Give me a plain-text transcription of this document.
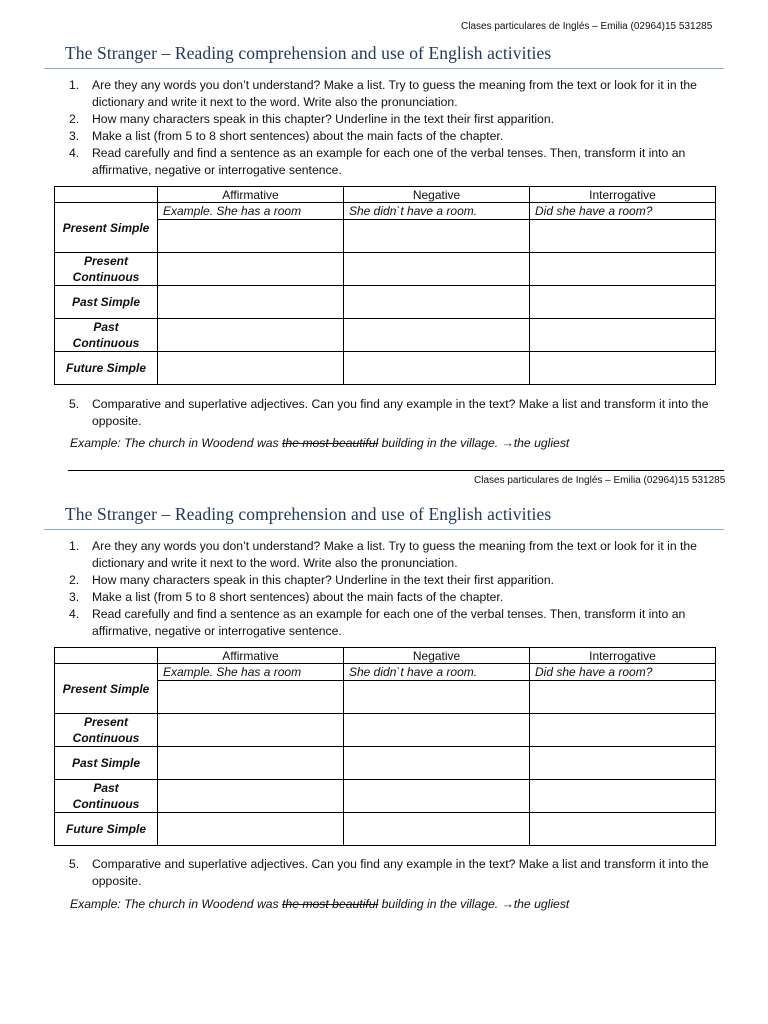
Clases particulares de Inglés – Emilia (02964)15 531285
The Stranger – Reading comprehension and use of English activities
1. Are they any words you don’t understand? Make a list. Try to guess the meaning from the text or look for it in the dictionary and write it next to the word. Write also the pronunciation.
2. How many characters speak in this chapter? Underline in the text their first apparition.
3. Make a list (from 5 to 8 short sentences) about the main facts of the chapter.
4. Read carefully and find a sentence as an example for each one of the verbal tenses. Then, transform it into an affirmative, negative or interrogative sentence.
	Affirmative	Negative	Interrogative
Present Simple	Example. She has a room	She didn`t have a room.	Did she have a room?

Present Continuous			
Past Simple			
Past Continuous			
Future Simple			
5. Comparative and superlative adjectives. Can you find any example in the text? Make a list and transform it into the opposite.
Example: The church in Woodend was the most beautiful building in the village. →the ugliest
Clases particulares de Inglés – Emilia (02964)15 531285
The Stranger – Reading comprehension and use of English activities
1. Are they any words you don’t understand? Make a list. Try to guess the meaning from the text or look for it in the dictionary and write it next to the word. Write also the pronunciation.
2. How many characters speak in this chapter? Underline in the text their first apparition.
3. Make a list (from 5 to 8 short sentences) about the main facts of the chapter.
4. Read carefully and find a sentence as an example for each one of the verbal tenses. Then, transform it into an affirmative, negative or interrogative sentence.
	Affirmative	Negative	Interrogative
Present Simple	Example. She has a room	She didn`t have a room.	Did she have a room?

Present Continuous			
Past Simple			
Past Continuous			
Future Simple			
5. Comparative and superlative adjectives. Can you find any example in the text? Make a list and transform it into the opposite.
Example: The church in Woodend was the most beautiful building in the village. →the ugliest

* * *

**Problem details:** Restate each entry word for word, please, but drop any images it holds.

**Answer to this problem:**
Give me a plain-text transcription of this document.
Clases particulares de Inglés – Emilia (02964)15 531285
The Stranger – Reading comprehension and use of English activities
1. Are they any words you don’t understand? Make a list. Try to guess the meaning from the text or look for it in the dictionary and write it next to the word. Write also the pronunciation.
2. How many characters speak in this chapter? Underline in the text their first apparition.
3. Make a list (from 5 to 8 short sentences) about the main facts of the chapter.
4. Read carefully and find a sentence as an example for each one of the verbal tenses. Then, transform it into an affirmative, negative or interrogative sentence.
	Affirmative	Negative	Interrogative
Present Simple	Example. She has a room	She didn`t have a room.	Did she have a room?

Present Continuous			
Past Simple			
Past Continuous			
Future Simple			
5. Comparative and superlative adjectives. Can you find any example in the text? Make a list and transform it into the opposite.
Example: The church in Woodend was the most beautiful building in the village. →the ugliest
Clases particulares de Inglés – Emilia (02964)15 531285
The Stranger – Reading comprehension and use of English activities
1. Are they any words you don’t understand? Make a list. Try to guess the meaning from the text or look for it in the dictionary and write it next to the word. Write also the pronunciation.
2. How many characters speak in this chapter? Underline in the text their first apparition.
3. Make a list (from 5 to 8 short sentences) about the main facts of the chapter.
4. Read carefully and find a sentence as an example for each one of the verbal tenses. Then, transform it into an affirmative, negative or interrogative sentence.
	Affirmative	Negative	Interrogative
Present Simple	Example. She has a room	She didn`t have a room.	Did she have a room?

Present Continuous			
Past Simple			
Past Continuous			
Future Simple			
5. Comparative and superlative adjectives. Can you find any example in the text? Make a list and transform it into the opposite.
Example: The church in Woodend was the most beautiful building in the village. →the ugliest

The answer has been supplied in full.